[start]

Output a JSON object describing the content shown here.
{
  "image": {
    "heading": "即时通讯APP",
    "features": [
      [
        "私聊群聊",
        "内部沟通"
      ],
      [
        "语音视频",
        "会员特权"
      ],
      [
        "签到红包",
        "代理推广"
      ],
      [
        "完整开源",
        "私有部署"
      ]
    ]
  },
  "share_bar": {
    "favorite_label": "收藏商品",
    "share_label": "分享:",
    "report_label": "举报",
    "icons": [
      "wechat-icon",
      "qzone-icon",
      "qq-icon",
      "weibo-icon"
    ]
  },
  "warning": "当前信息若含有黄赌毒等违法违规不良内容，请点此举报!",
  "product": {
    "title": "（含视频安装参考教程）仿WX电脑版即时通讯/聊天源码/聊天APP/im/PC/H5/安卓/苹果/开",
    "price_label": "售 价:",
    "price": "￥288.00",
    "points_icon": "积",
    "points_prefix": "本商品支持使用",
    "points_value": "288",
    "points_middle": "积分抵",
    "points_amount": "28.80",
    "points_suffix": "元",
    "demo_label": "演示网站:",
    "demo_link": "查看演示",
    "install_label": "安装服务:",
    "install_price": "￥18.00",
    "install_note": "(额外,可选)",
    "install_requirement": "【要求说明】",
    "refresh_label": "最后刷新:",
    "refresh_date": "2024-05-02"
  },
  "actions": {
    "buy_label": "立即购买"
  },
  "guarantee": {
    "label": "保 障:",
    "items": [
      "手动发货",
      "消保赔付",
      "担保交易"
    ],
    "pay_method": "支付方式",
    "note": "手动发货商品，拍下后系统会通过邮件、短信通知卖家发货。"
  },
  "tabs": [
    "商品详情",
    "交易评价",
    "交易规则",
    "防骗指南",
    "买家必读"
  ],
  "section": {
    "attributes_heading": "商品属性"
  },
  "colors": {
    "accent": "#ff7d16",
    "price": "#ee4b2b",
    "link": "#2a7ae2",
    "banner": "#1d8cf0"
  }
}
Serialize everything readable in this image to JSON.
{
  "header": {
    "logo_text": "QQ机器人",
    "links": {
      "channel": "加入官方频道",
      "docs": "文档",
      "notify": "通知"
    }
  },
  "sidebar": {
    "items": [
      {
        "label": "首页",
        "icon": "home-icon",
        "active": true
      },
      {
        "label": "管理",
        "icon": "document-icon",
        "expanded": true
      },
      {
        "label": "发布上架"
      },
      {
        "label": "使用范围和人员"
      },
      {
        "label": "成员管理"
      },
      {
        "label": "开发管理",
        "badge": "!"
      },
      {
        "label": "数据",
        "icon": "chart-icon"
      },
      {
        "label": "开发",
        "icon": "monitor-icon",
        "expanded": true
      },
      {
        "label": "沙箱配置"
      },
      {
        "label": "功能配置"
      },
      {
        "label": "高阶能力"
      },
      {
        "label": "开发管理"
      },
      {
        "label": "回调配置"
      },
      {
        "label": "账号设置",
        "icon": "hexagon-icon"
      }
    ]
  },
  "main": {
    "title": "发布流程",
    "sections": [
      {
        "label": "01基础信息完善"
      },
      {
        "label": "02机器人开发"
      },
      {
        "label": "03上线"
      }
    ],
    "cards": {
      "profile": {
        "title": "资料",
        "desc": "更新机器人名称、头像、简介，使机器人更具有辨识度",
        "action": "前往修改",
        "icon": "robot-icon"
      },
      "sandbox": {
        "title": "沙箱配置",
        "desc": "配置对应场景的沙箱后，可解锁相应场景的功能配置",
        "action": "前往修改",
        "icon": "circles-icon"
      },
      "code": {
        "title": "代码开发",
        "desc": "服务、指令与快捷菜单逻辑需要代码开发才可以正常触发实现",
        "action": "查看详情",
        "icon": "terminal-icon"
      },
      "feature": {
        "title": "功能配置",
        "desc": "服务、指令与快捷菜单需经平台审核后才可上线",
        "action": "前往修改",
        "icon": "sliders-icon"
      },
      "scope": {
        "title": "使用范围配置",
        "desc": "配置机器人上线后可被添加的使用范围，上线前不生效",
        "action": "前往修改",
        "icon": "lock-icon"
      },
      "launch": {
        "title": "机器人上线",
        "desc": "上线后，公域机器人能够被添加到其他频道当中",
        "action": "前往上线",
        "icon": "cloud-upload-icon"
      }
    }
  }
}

[end]

**WHAT YOU ARE ASKED TO DO:** Every line holding "image" should be copied out.

**RESPONSE TO THE EXERCISE:**
  "image": {
Serialize everything readable in this image to JSON.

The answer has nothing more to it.